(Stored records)
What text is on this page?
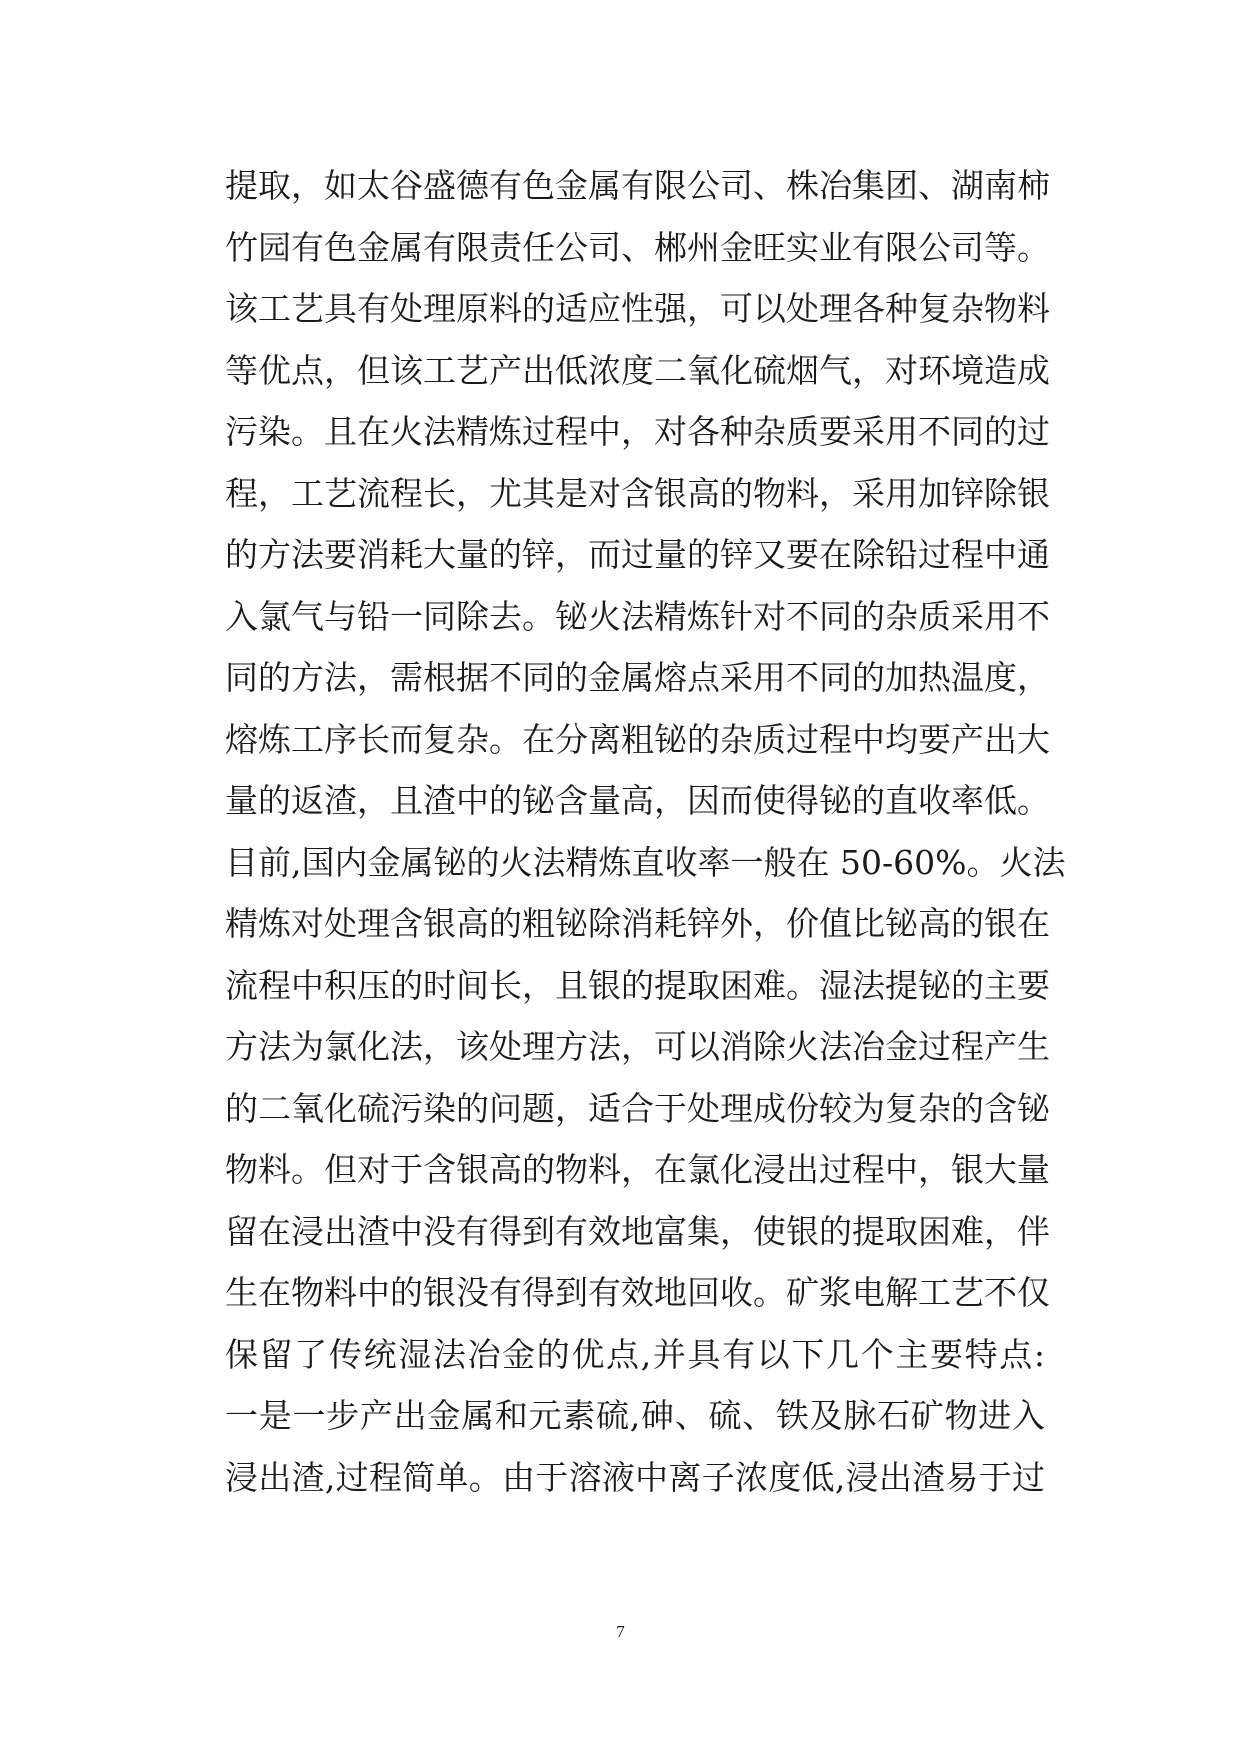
提取，如太谷盛德有色金属有限公司、株冶集团、湖南柿
竹园有色金属有限责任公司、郴州金旺实业有限公司等。
该工艺具有处理原料的适应性强，可以处理各种复杂物料
等优点，但该工艺产出低浓度二氧化硫烟气，对环境造成
污染。且在火法精炼过程中，对各种杂质要采用不同的过
程，工艺流程长，尤其是对含银高的物料，采用加锌除银
的方法要消耗大量的锌，而过量的锌又要在除铅过程中通
入氯气与铅一同除去。铋火法精炼针对不同的杂质采用不
同的方法，需根据不同的金属熔点采用不同的加热温度，
熔炼工序长而复杂。在分离粗铋的杂质过程中均要产出大
量的返渣，且渣中的铋含量高，因而使得铋的直收率低。
目前,国内金属铋的火法精炼直收率一般在 50-60%。火法
精炼对处理含银高的粗铋除消耗锌外，价值比铋高的银在
流程中积压的时间长，且银的提取困难。湿法提铋的主要
方法为氯化法，该处理方法，可以消除火法冶金过程产生
的二氧化硫污染的问题，适合于处理成份较为复杂的含铋
物料。但对于含银高的物料，在氯化浸出过程中，银大量
留在浸出渣中没有得到有效地富集，使银的提取困难，伴
生在物料中的银没有得到有效地回收。矿浆电解工艺不仅
保留了传统湿法冶金的优点,并具有以下几个主要特点:
一是一步产出金属和元素硫,砷、硫、铁及脉石矿物进入
浸出渣,过程简单。由于溶液中离子浓度低,浸出渣易于过
7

YOUR TASK: The entries above are to be returned exactly, without their pictures.

SOLUTION TO THIS TASK:
What text is on this page?
提取，如太谷盛德有色金属有限公司、株冶集团、湖南柿
竹园有色金属有限责任公司、郴州金旺实业有限公司等。
该工艺具有处理原料的适应性强，可以处理各种复杂物料
等优点，但该工艺产出低浓度二氧化硫烟气，对环境造成
污染。且在火法精炼过程中，对各种杂质要采用不同的过
程，工艺流程长，尤其是对含银高的物料，采用加锌除银
的方法要消耗大量的锌，而过量的锌又要在除铅过程中通
入氯气与铅一同除去。铋火法精炼针对不同的杂质采用不
同的方法，需根据不同的金属熔点采用不同的加热温度，
熔炼工序长而复杂。在分离粗铋的杂质过程中均要产出大
量的返渣，且渣中的铋含量高，因而使得铋的直收率低。
目前,国内金属铋的火法精炼直收率一般在 50-60%。火法
精炼对处理含银高的粗铋除消耗锌外，价值比铋高的银在
流程中积压的时间长，且银的提取困难。湿法提铋的主要
方法为氯化法，该处理方法，可以消除火法冶金过程产生
的二氧化硫污染的问题，适合于处理成份较为复杂的含铋
物料。但对于含银高的物料，在氯化浸出过程中，银大量
留在浸出渣中没有得到有效地富集，使银的提取困难，伴
生在物料中的银没有得到有效地回收。矿浆电解工艺不仅
保留了传统湿法冶金的优点,并具有以下几个主要特点:
一是一步产出金属和元素硫,砷、硫、铁及脉石矿物进入
浸出渣,过程简单。由于溶液中离子浓度低,浸出渣易于过
7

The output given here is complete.